What needs to be done
Return exactly the lines from the one bearing "Transcribe the text in this document." through the last, and no others. Pictures must be left out.

Raw data
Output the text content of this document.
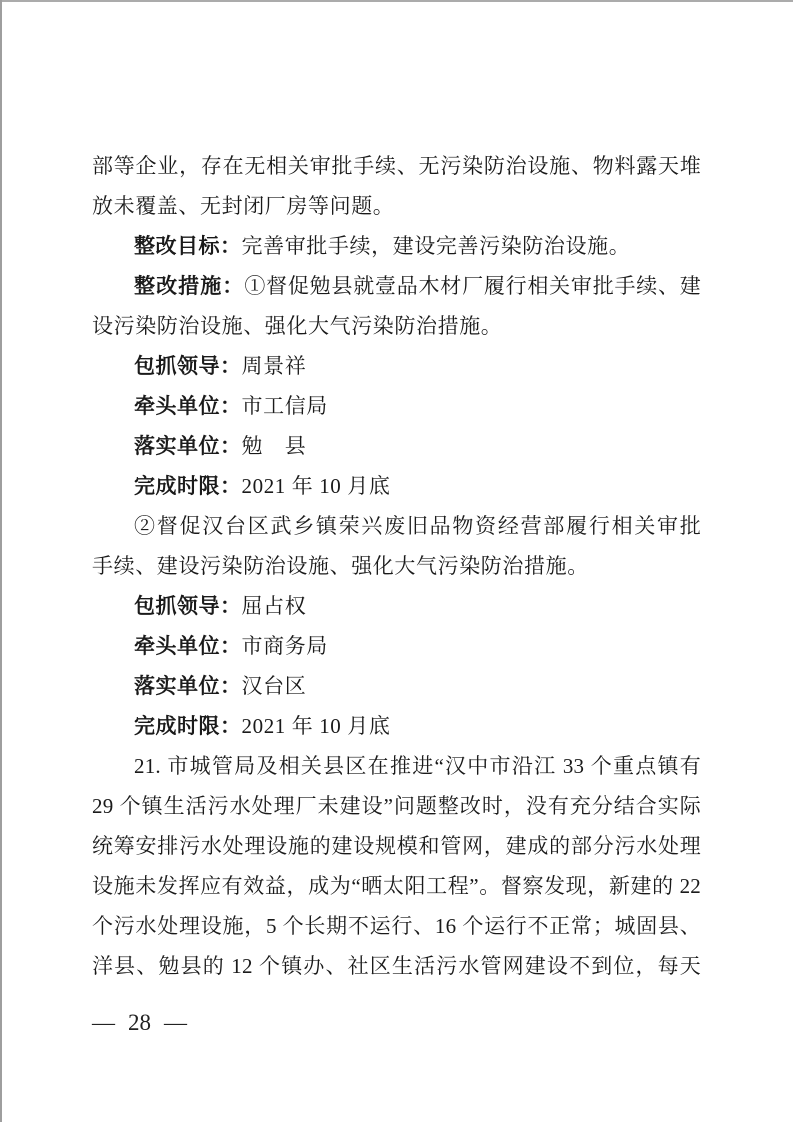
部等企业，存在无相关审批手续、无污染防治设施、物料露天堆
放未覆盖、无封闭厂房等问题。
整改目标：完善审批手续，建设完善污染防治设施。
整改措施：①督促勉县就壹品木材厂履行相关审批手续、建
设污染防治设施、强化大气污染防治措施。
包抓领导：周景祥
牵头单位：市工信局
落实单位：勉　县
完成时限：2021 年 10 月底
②督促汉台区武乡镇荣兴废旧品物资经营部履行相关审批
手续、建设污染防治设施、强化大气污染防治措施。
包抓领导：屈占权
牵头单位：市商务局
落实单位：汉台区
完成时限：2021 年 10 月底
21. 市城管局及相关县区在推进“汉中市沿江 33 个重点镇有
29 个镇生活污水处理厂未建设”问题整改时，没有充分结合实际
统筹安排污水处理设施的建设规模和管网，建成的部分污水处理
设施未发挥应有效益，成为“晒太阳工程”。督察发现，新建的 22
个污水处理设施，5 个长期不运行、16 个运行不正常；城固县、
洋县、勉县的 12 个镇办、社区生活污水管网建设不到位，每天
— 28 —
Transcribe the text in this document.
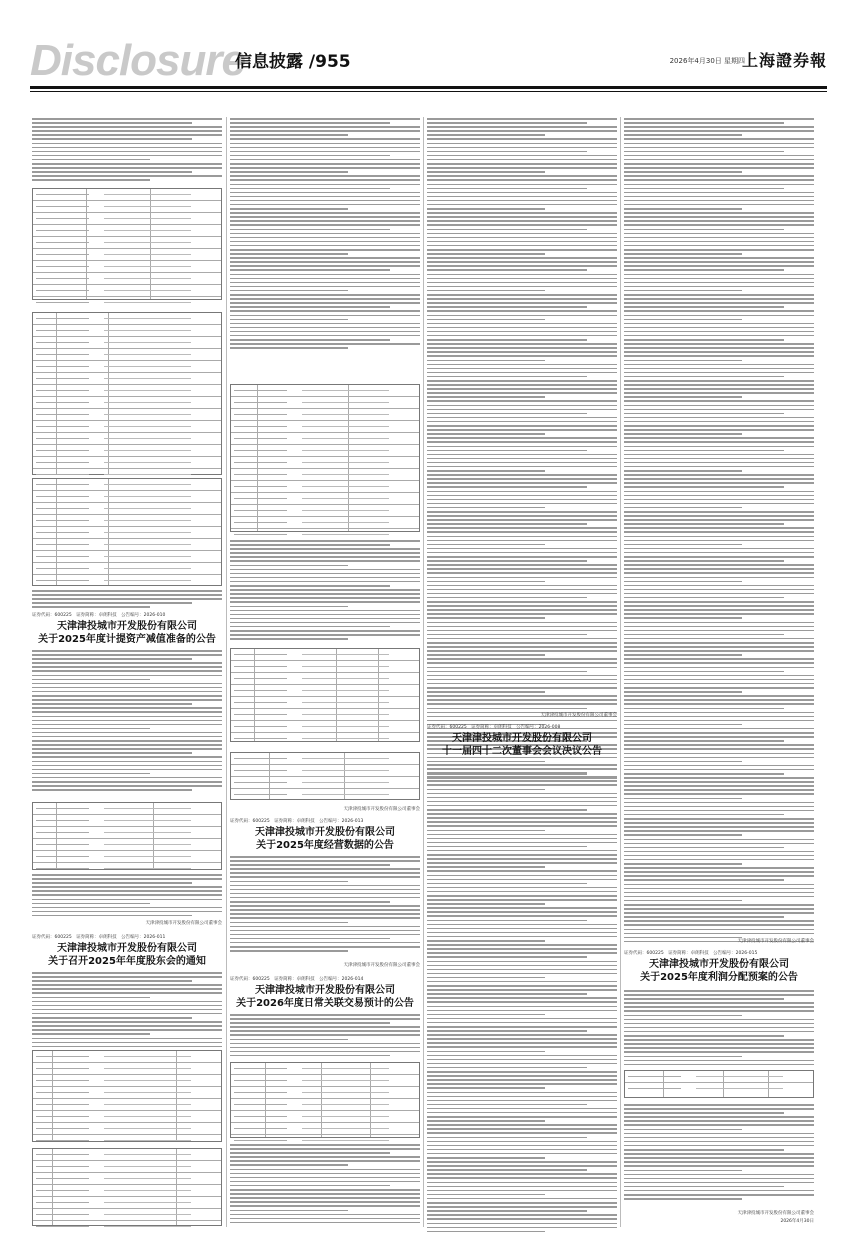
Disclosure
信息披露 /955	2026年4月30日 星期四
上海證券報
证券代码：600225　证券简称：卓朗科技　公告编号：2026-010
天津津投城市开发股份有限公司
关于2025年度计提资产减值准备的公告
天津津投城市开发股份有限公司董事会
证券代码：600225　证券简称：卓朗科技　公告编号：2026-011
天津津投城市开发股份有限公司
关于召开2025年年度股东会的通知
天津津投城市开发股份有限公司董事会
证券代码：600225　证券简称：卓朗科技　公告编号：2026-013
天津津投城市开发股份有限公司
关于2025年度经营数据的公告
天津津投城市开发股份有限公司董事会
证券代码：600225　证券简称：卓朗科技　公告编号：2026-014
天津津投城市开发股份有限公司
关于2026年度日常关联交易预计的公告
天津津投城市开发股份有限公司董事会
证券代码：600225　证券简称：卓朗科技　公告编号：2026-008
天津津投城市开发股份有限公司
十一届四十二次董事会会议决议公告
天津津投城市开发股份有限公司董事会
证券代码：600225　证券简称：卓朗科技　公告编号：2026-015
天津津投城市开发股份有限公司
关于2025年度利润分配预案的公告
天津津投城市开发股份有限公司董事会
2026年4月30日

The reply
Transcribe the text in this document.
Disclosure
信息披露 /955	2026年4月30日 星期四
上海證券報
证券代码：600225　证券简称：卓朗科技　公告编号：2026-010
天津津投城市开发股份有限公司
关于2025年度计提资产减值准备的公告
天津津投城市开发股份有限公司董事会
证券代码：600225　证券简称：卓朗科技　公告编号：2026-011
天津津投城市开发股份有限公司
关于召开2025年年度股东会的通知
天津津投城市开发股份有限公司董事会
证券代码：600225　证券简称：卓朗科技　公告编号：2026-013
天津津投城市开发股份有限公司
关于2025年度经营数据的公告
天津津投城市开发股份有限公司董事会
证券代码：600225　证券简称：卓朗科技　公告编号：2026-014
天津津投城市开发股份有限公司
关于2026年度日常关联交易预计的公告
天津津投城市开发股份有限公司董事会
证券代码：600225　证券简称：卓朗科技　公告编号：2026-008
天津津投城市开发股份有限公司
十一届四十二次董事会会议决议公告
天津津投城市开发股份有限公司董事会
证券代码：600225　证券简称：卓朗科技　公告编号：2026-015
天津津投城市开发股份有限公司
关于2025年度利润分配预案的公告
天津津投城市开发股份有限公司董事会
2026年4月30日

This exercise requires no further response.